(Collection entries)
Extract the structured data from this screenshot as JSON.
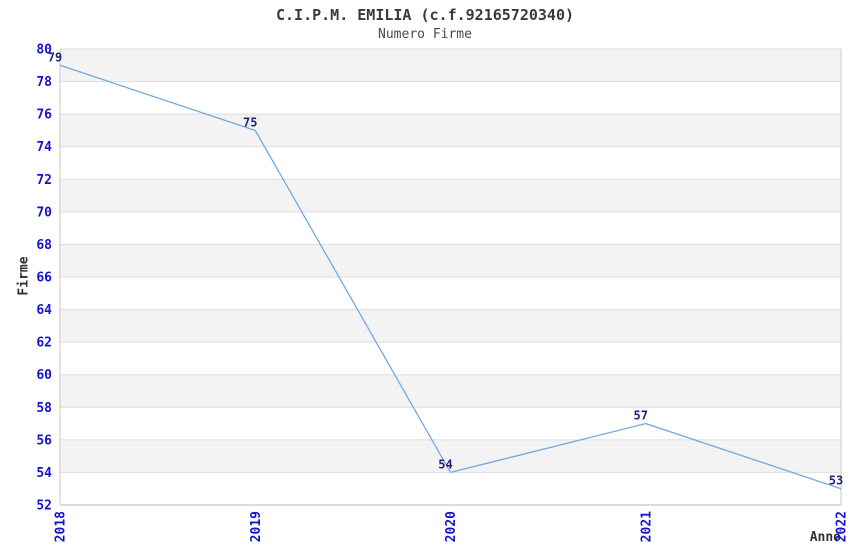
{
  "header": {
    "title": "C.I.P.M. EMILIA (c.f.92165720340)",
    "subtitle": "Numero Firme"
  },
  "chart_data": {
    "type": "line",
    "title": "C.I.P.M. EMILIA (c.f.92165720340)",
    "subtitle": "Numero Firme",
    "xlabel": "Anno",
    "ylabel": "Firme",
    "categories": [
      "2018",
      "2019",
      "2020",
      "2021",
      "2022"
    ],
    "series": [
      {
        "name": "Numero Firme",
        "values": [
          79,
          75,
          54,
          57,
          53
        ]
      }
    ],
    "ylim": [
      52,
      80
    ],
    "ytick_step": 2,
    "yticks": [
      52,
      54,
      56,
      58,
      60,
      62,
      64,
      66,
      68,
      70,
      72,
      74,
      76,
      78,
      80
    ],
    "grid": true,
    "alternating_bands": true,
    "legend_position": "none",
    "colors": {
      "line": "#74a9dc",
      "band": "#f3f3f3",
      "gridline": "#dedede",
      "frame": "#c8c8c8",
      "tick_label": "#1414cc",
      "data_label": "#22227a",
      "text": "#303030",
      "background": "#ffffff"
    }
  }
}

**WHAT TO PRODUCE**
Transcribe the records above exactly, omitting every picture they contain.

**THE COMPLETED TASK**
Extract the structured data from this screenshot as JSON.
{
  "header": {
    "title": "C.I.P.M. EMILIA (c.f.92165720340)",
    "subtitle": "Numero Firme"
  },
  "chart_data": {
    "type": "line",
    "title": "C.I.P.M. EMILIA (c.f.92165720340)",
    "subtitle": "Numero Firme",
    "xlabel": "Anno",
    "ylabel": "Firme",
    "categories": [
      "2018",
      "2019",
      "2020",
      "2021",
      "2022"
    ],
    "series": [
      {
        "name": "Numero Firme",
        "values": [
          79,
          75,
          54,
          57,
          53
        ]
      }
    ],
    "ylim": [
      52,
      80
    ],
    "ytick_step": 2,
    "yticks": [
      52,
      54,
      56,
      58,
      60,
      62,
      64,
      66,
      68,
      70,
      72,
      74,
      76,
      78,
      80
    ],
    "grid": true,
    "alternating_bands": true,
    "legend_position": "none",
    "colors": {
      "line": "#74a9dc",
      "band": "#f3f3f3",
      "gridline": "#dedede",
      "frame": "#c8c8c8",
      "tick_label": "#1414cc",
      "data_label": "#22227a",
      "text": "#303030",
      "background": "#ffffff"
    }
  }
}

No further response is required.